-- Short exercise --
Exclude all pictures, then copy each of the records exactly as written.

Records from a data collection

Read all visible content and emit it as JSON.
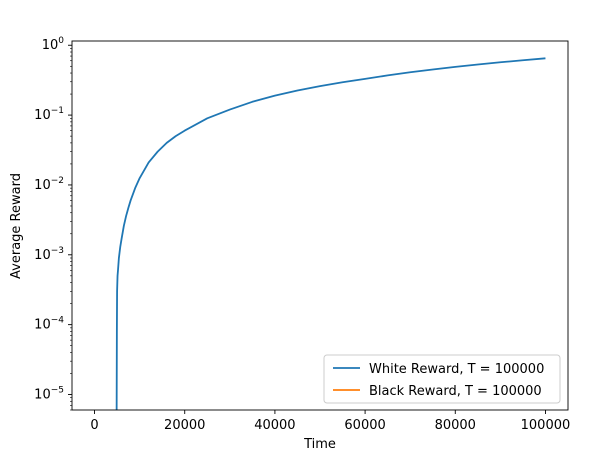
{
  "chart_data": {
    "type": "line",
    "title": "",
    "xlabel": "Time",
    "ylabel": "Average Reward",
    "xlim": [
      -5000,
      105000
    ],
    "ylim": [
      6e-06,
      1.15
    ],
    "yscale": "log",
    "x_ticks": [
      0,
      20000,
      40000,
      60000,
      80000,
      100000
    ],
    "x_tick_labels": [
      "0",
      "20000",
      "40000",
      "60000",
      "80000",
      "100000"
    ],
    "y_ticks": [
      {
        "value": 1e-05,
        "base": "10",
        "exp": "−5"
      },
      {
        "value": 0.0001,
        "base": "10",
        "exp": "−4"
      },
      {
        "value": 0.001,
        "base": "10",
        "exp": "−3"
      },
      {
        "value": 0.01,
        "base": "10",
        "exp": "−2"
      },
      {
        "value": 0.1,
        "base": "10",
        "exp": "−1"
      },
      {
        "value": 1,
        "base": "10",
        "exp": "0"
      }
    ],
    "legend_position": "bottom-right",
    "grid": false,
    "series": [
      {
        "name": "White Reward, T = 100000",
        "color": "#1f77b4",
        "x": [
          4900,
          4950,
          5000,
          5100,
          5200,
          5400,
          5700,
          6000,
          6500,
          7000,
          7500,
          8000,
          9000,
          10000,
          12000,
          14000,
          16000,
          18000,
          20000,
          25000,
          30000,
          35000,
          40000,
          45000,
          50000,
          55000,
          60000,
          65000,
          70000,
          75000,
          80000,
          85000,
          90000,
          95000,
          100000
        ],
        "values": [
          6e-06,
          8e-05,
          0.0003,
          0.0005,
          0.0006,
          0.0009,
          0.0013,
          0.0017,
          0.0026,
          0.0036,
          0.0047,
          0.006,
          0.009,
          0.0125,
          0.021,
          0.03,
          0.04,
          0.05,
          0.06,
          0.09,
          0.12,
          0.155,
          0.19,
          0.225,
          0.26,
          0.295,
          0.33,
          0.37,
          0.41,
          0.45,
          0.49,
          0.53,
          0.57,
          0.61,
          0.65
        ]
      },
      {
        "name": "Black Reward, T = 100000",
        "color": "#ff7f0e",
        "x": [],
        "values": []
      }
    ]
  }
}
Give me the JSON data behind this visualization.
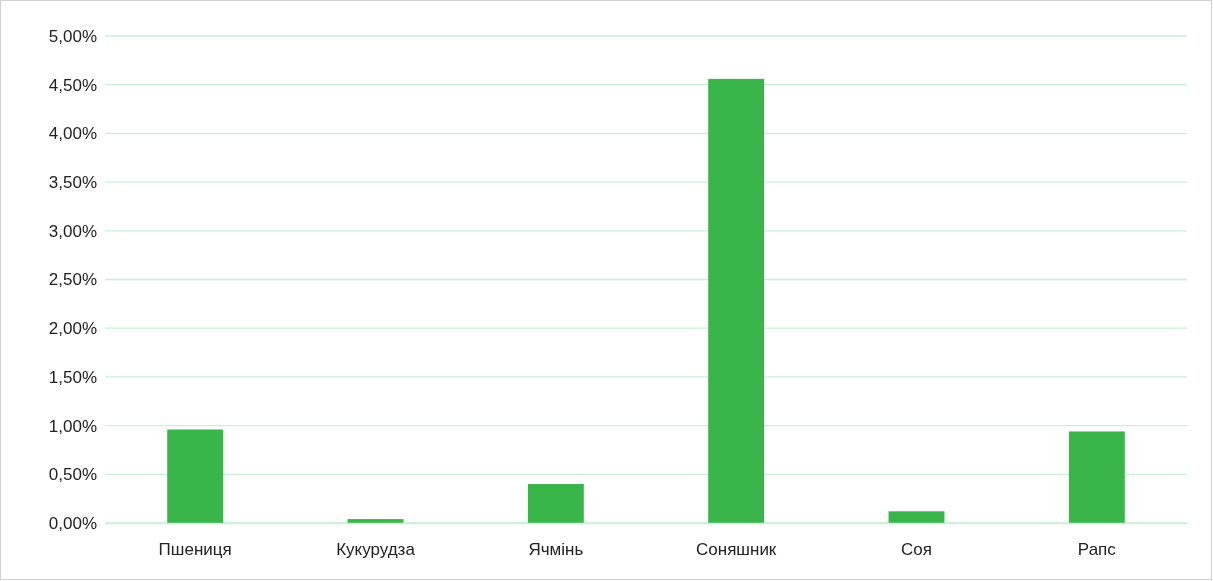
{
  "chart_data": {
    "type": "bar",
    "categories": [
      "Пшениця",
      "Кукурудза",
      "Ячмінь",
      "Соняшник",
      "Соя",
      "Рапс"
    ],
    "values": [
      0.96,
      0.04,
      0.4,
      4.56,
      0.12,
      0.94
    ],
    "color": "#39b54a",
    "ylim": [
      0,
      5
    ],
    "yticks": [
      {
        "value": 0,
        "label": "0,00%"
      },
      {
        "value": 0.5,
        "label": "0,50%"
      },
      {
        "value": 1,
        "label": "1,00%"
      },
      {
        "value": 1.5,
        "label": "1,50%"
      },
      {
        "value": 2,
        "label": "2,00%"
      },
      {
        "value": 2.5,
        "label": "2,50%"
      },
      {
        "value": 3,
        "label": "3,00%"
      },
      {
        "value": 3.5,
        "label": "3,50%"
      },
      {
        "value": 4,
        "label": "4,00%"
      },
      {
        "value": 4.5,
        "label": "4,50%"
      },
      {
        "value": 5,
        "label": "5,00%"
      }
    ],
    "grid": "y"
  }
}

-- Answer to the task --
Read all visible content and emit it as JSON.
{
  "chart_data": {
    "type": "line",
    "title": "",
    "xlabel": "Time",
    "ylabel": "Average Reward",
    "xlim": [
      -5000,
      105000
    ],
    "ylim": [
      6e-06,
      1.15
    ],
    "yscale": "log",
    "x_ticks": [
      0,
      20000,
      40000,
      60000,
      80000,
      100000
    ],
    "x_tick_labels": [
      "0",
      "20000",
      "40000",
      "60000",
      "80000",
      "100000"
    ],
    "y_ticks": [
      {
        "value": 1e-05,
        "base": "10",
        "exp": "−5"
      },
      {
        "value": 0.0001,
        "base": "10",
        "exp": "−4"
      },
      {
        "value": 0.001,
        "base": "10",
        "exp": "−3"
      },
      {
        "value": 0.01,
        "base": "10",
        "exp": "−2"
      },
      {
        "value": 0.1,
        "base": "10",
        "exp": "−1"
      },
      {
        "value": 1,
        "base": "10",
        "exp": "0"
      }
    ],
    "legend_position": "bottom-right",
    "grid": false,
    "series": [
      {
        "name": "White Reward, T = 100000",
        "color": "#1f77b4",
        "x": [
          4900,
          4950,
          5000,
          5100,
          5200,
          5400,
          5700,
          6000,
          6500,
          7000,
          7500,
          8000,
          9000,
          10000,
          12000,
          14000,
          16000,
          18000,
          20000,
          25000,
          30000,
          35000,
          40000,
          45000,
          50000,
          55000,
          60000,
          65000,
          70000,
          75000,
          80000,
          85000,
          90000,
          95000,
          100000
        ],
        "values": [
          6e-06,
          8e-05,
          0.0003,
          0.0005,
          0.0006,
          0.0009,
          0.0013,
          0.0017,
          0.0026,
          0.0036,
          0.0047,
          0.006,
          0.009,
          0.0125,
          0.021,
          0.03,
          0.04,
          0.05,
          0.06,
          0.09,
          0.12,
          0.155,
          0.19,
          0.225,
          0.26,
          0.295,
          0.33,
          0.37,
          0.41,
          0.45,
          0.49,
          0.53,
          0.57,
          0.61,
          0.65
        ]
      },
      {
        "name": "Black Reward, T = 100000",
        "color": "#ff7f0e",
        "x": [],
        "values": []
      }
    ]
  }
}
Give me the JSON data behind this visualization.
{
  "chart_data": {
    "type": "bar",
    "categories": [
      "Пшениця",
      "Кукурудза",
      "Ячмінь",
      "Соняшник",
      "Соя",
      "Рапс"
    ],
    "values": [
      0.96,
      0.04,
      0.4,
      4.56,
      0.12,
      0.94
    ],
    "color": "#39b54a",
    "ylim": [
      0,
      5
    ],
    "yticks": [
      {
        "value": 0,
        "label": "0,00%"
      },
      {
        "value": 0.5,
        "label": "0,50%"
      },
      {
        "value": 1,
        "label": "1,00%"
      },
      {
        "value": 1.5,
        "label": "1,50%"
      },
      {
        "value": 2,
        "label": "2,00%"
      },
      {
        "value": 2.5,
        "label": "2,50%"
      },
      {
        "value": 3,
        "label": "3,00%"
      },
      {
        "value": 3.5,
        "label": "3,50%"
      },
      {
        "value": 4,
        "label": "4,00%"
      },
      {
        "value": 4.5,
        "label": "4,50%"
      },
      {
        "value": 5,
        "label": "5,00%"
      }
    ],
    "grid": "y"
  }
}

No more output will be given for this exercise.